• [Aim of the exercise]: Locate the string "descripción" in the listing below. Copy every line where it is found.

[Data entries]
※ ※ ※

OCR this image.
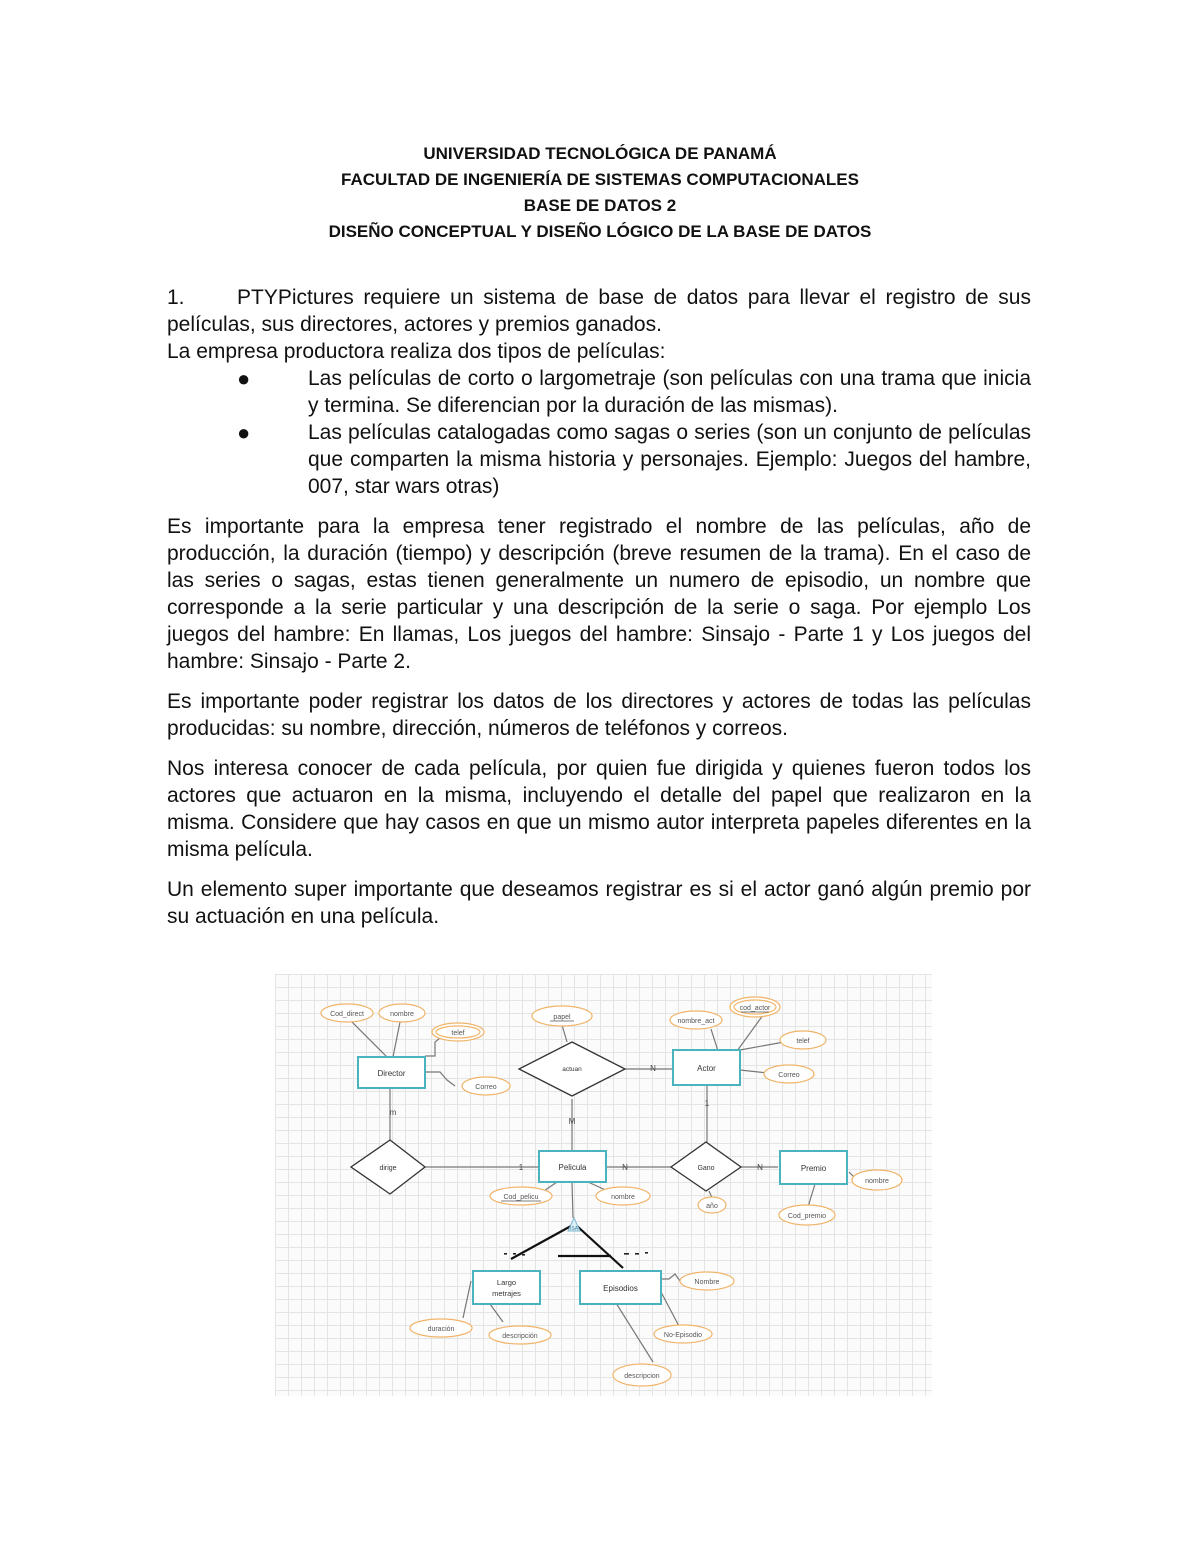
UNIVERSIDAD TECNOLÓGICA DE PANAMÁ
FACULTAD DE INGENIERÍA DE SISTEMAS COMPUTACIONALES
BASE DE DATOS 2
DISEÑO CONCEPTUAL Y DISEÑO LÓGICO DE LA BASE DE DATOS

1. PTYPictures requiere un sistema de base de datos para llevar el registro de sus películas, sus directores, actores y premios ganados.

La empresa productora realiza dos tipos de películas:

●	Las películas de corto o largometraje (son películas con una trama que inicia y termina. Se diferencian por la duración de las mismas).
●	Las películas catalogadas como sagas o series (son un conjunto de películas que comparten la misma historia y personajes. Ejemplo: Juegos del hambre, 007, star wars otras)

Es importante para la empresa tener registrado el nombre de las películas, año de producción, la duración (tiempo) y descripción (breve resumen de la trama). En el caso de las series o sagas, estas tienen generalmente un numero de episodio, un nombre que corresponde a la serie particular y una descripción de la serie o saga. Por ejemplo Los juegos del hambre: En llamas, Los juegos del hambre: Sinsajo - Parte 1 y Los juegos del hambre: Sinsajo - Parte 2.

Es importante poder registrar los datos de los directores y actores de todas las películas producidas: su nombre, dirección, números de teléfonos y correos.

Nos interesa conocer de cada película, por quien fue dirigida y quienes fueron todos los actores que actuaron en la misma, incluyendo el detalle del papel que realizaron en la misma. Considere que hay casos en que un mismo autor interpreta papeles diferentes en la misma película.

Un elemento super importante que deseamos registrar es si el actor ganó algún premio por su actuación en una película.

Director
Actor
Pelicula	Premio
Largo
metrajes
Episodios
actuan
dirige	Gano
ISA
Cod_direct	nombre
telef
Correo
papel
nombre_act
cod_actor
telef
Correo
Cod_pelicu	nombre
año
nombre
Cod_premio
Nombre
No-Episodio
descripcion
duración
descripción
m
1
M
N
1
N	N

※ ※ ※

• [Written answer]:
Es importante para la empresa tener registrado el nombre de las películas, año de producción, la duración (tiempo) y descripción (breve resumen de la trama). En el caso de las series o sagas, estas tienen generalmente un numero de episodio, un nombre que corresponde a la serie particular y una descripción de la serie o saga. Por ejemplo Los juegos del hambre: En llamas, Los juegos del hambre: Sinsajo - Parte 1 y Los juegos del hambre: Sinsajo - Parte 2.
descripción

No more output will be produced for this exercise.